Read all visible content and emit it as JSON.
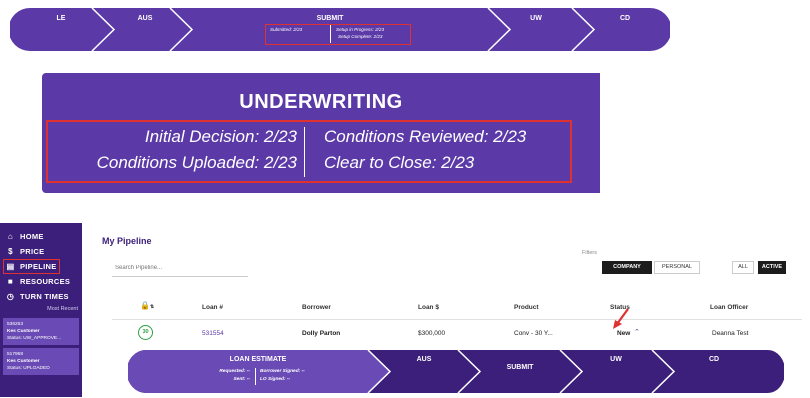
{
  "top_tracker": {
    "steps": [
      "LE",
      "AUS",
      "SUBMIT",
      "UW",
      "CD"
    ],
    "submit_lines": [
      "Submitted: 2/23",
      "Setup in Progress: 2/23",
      "Setup Complete: 2/23"
    ]
  },
  "underwriting_panel": {
    "title": "UNDERWRITING",
    "initial_decision": "Initial Decision: 2/23",
    "conditions_uploaded": "Conditions Uploaded: 2/23",
    "conditions_reviewed": "Conditions Reviewed: 2/23",
    "clear_to_close": "Clear to Close: 2/23"
  },
  "sidebar": {
    "items": [
      {
        "icon": "home-icon",
        "glyph": "⌂",
        "label": "HOME"
      },
      {
        "icon": "dollar-icon",
        "glyph": "$",
        "label": "PRICE"
      },
      {
        "icon": "pipeline-icon",
        "glyph": "▤",
        "label": "PIPELINE"
      },
      {
        "icon": "folder-icon",
        "glyph": "■",
        "label": "RESOURCES"
      },
      {
        "icon": "clock-icon",
        "glyph": "◷",
        "label": "TURN TIMES"
      }
    ],
    "most_recent": "Most Recent",
    "recent": [
      {
        "number": "536253",
        "name": "Kes Customer",
        "status": "Status: UW_APPROVE..."
      },
      {
        "number": "517958",
        "name": "Kes Customer",
        "status": "Status: UPLOADED"
      }
    ]
  },
  "pipeline": {
    "title": "My Pipeline",
    "search_placeholder": "Search Pipeline...",
    "filters_label": "Filters",
    "filter_company": "COMPANY",
    "filter_personal": "PERSONAL",
    "filter_all": "ALL",
    "filter_active": "ACTIVE",
    "columns": [
      "Loan #",
      "Borrower",
      "Loan $",
      "Product",
      "Status",
      "Loan Officer"
    ],
    "row": {
      "badge": "30",
      "loan_number": "531554",
      "borrower": "Dolly Parton",
      "amount": "$300,000",
      "product": "Conv - 30 Y...",
      "status": "New",
      "officer": "Deanna Test"
    },
    "tracker": {
      "loan_estimate": "LOAN ESTIMATE",
      "requested": "Requested: --",
      "sent": "Sent: --",
      "borrower_signed": "Borrower Signed: --",
      "lo_signed": "LO Signed: --",
      "steps": [
        "AUS",
        "SUBMIT",
        "UW",
        "CD"
      ]
    }
  },
  "colors": {
    "purple": "#5b3aa8",
    "dark_purple": "#3b1f7a",
    "highlight": "#e03131",
    "active_dark": "#1c1c1c"
  }
}
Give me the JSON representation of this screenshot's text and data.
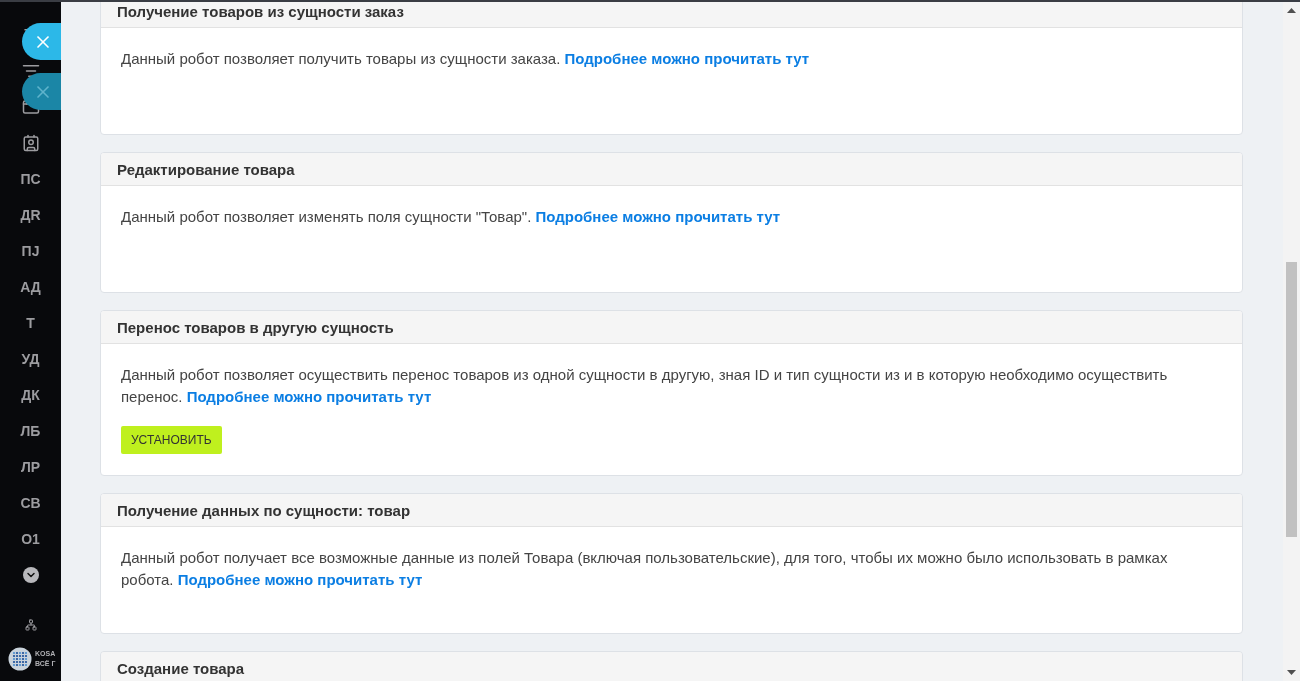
{
  "sidebar": {
    "items": [
      {
        "label": "ПС"
      },
      {
        "label": "ДR"
      },
      {
        "label": "ПJ"
      },
      {
        "label": "АД"
      },
      {
        "label": "Т"
      },
      {
        "label": "УД"
      },
      {
        "label": "ДК"
      },
      {
        "label": "ЛБ"
      },
      {
        "label": "ЛР"
      },
      {
        "label": "СВ"
      },
      {
        "label": "О1"
      }
    ],
    "profile": {
      "line_1": "KOSA",
      "line_2": "ВСЁ Г"
    }
  },
  "cards": [
    {
      "title": "Получение товаров из сущности заказ",
      "description": "Данный робот позволяет получить товары из сущности заказа.",
      "link": "Подробнее можно прочитать тут"
    },
    {
      "title": "Редактирование товара",
      "description": "Данный робот позволяет изменять поля сущности \"Товар\".",
      "link": "Подробнее можно прочитать тут"
    },
    {
      "title": "Перенос товаров в другую сущность",
      "description": "Данный робот позволяет осуществить перенос товаров из одной сущности в другую, зная ID и тип сущности из и в которую необходимо осуществить перенос.",
      "link": "Подробнее можно прочитать тут",
      "button": "УСТАНОВИТЬ"
    },
    {
      "title": "Получение данных по сущности: товар",
      "description": "Данный робот получает все возможные данные из полей Товара (включая пользовательские), для того, чтобы их можно было использовать в рамках робота.",
      "link": "Подробнее можно прочитать тут"
    },
    {
      "title": "Создание товара"
    }
  ]
}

.....

Objective:
Give an exact copy of the material, leaving out every picture.

Finished task:
Read all visible content and emit it as JSON.
{
  "top_tracker": {
    "steps": [
      "LE",
      "AUS",
      "SUBMIT",
      "UW",
      "CD"
    ],
    "submit_lines": [
      "Submitted: 2/23",
      "Setup in Progress: 2/23",
      "Setup Complete: 2/23"
    ]
  },
  "underwriting_panel": {
    "title": "UNDERWRITING",
    "initial_decision": "Initial Decision: 2/23",
    "conditions_uploaded": "Conditions Uploaded: 2/23",
    "conditions_reviewed": "Conditions Reviewed: 2/23",
    "clear_to_close": "Clear to Close: 2/23"
  },
  "sidebar": {
    "items": [
      {
        "icon": "home-icon",
        "glyph": "⌂",
        "label": "HOME"
      },
      {
        "icon": "dollar-icon",
        "glyph": "$",
        "label": "PRICE"
      },
      {
        "icon": "pipeline-icon",
        "glyph": "▤",
        "label": "PIPELINE"
      },
      {
        "icon": "folder-icon",
        "glyph": "■",
        "label": "RESOURCES"
      },
      {
        "icon": "clock-icon",
        "glyph": "◷",
        "label": "TURN TIMES"
      }
    ],
    "most_recent": "Most Recent",
    "recent": [
      {
        "number": "536253",
        "name": "Kes Customer",
        "status": "Status: UW_APPROVE..."
      },
      {
        "number": "517958",
        "name": "Kes Customer",
        "status": "Status: UPLOADED"
      }
    ]
  },
  "pipeline": {
    "title": "My Pipeline",
    "search_placeholder": "Search Pipeline...",
    "filters_label": "Filters",
    "filter_company": "COMPANY",
    "filter_personal": "PERSONAL",
    "filter_all": "ALL",
    "filter_active": "ACTIVE",
    "columns": [
      "Loan #",
      "Borrower",
      "Loan $",
      "Product",
      "Status",
      "Loan Officer"
    ],
    "row": {
      "badge": "30",
      "loan_number": "531554",
      "borrower": "Dolly Parton",
      "amount": "$300,000",
      "product": "Conv - 30 Y...",
      "status": "New",
      "officer": "Deanna Test"
    },
    "tracker": {
      "loan_estimate": "LOAN ESTIMATE",
      "requested": "Requested: --",
      "sent": "Sent: --",
      "borrower_signed": "Borrower Signed: --",
      "lo_signed": "LO Signed: --",
      "steps": [
        "AUS",
        "SUBMIT",
        "UW",
        "CD"
      ]
    }
  },
  "colors": {
    "purple": "#5b3aa8",
    "dark_purple": "#3b1f7a",
    "highlight": "#e03131",
    "active_dark": "#1c1c1c"
  }
}
Give me the JSON representation of this screenshot's text and data.
{
  "sidebar": {
    "items": [
      {
        "label": "ПС"
      },
      {
        "label": "ДR"
      },
      {
        "label": "ПJ"
      },
      {
        "label": "АД"
      },
      {
        "label": "Т"
      },
      {
        "label": "УД"
      },
      {
        "label": "ДК"
      },
      {
        "label": "ЛБ"
      },
      {
        "label": "ЛР"
      },
      {
        "label": "СВ"
      },
      {
        "label": "О1"
      }
    ],
    "profile": {
      "line_1": "KOSA",
      "line_2": "ВСЁ Г"
    }
  },
  "cards": [
    {
      "title": "Получение товаров из сущности заказ",
      "description": "Данный робот позволяет получить товары из сущности заказа.",
      "link": "Подробнее можно прочитать тут"
    },
    {
      "title": "Редактирование товара",
      "description": "Данный робот позволяет изменять поля сущности \"Товар\".",
      "link": "Подробнее можно прочитать тут"
    },
    {
      "title": "Перенос товаров в другую сущность",
      "description": "Данный робот позволяет осуществить перенос товаров из одной сущности в другую, зная ID и тип сущности из и в которую необходимо осуществить перенос.",
      "link": "Подробнее можно прочитать тут",
      "button": "УСТАНОВИТЬ"
    },
    {
      "title": "Получение данных по сущности: товар",
      "description": "Данный робот получает все возможные данные из полей Товара (включая пользовательские), для того, чтобы их можно было использовать в рамках робота.",
      "link": "Подробнее можно прочитать тут"
    },
    {
      "title": "Создание товара"
    }
  ]
}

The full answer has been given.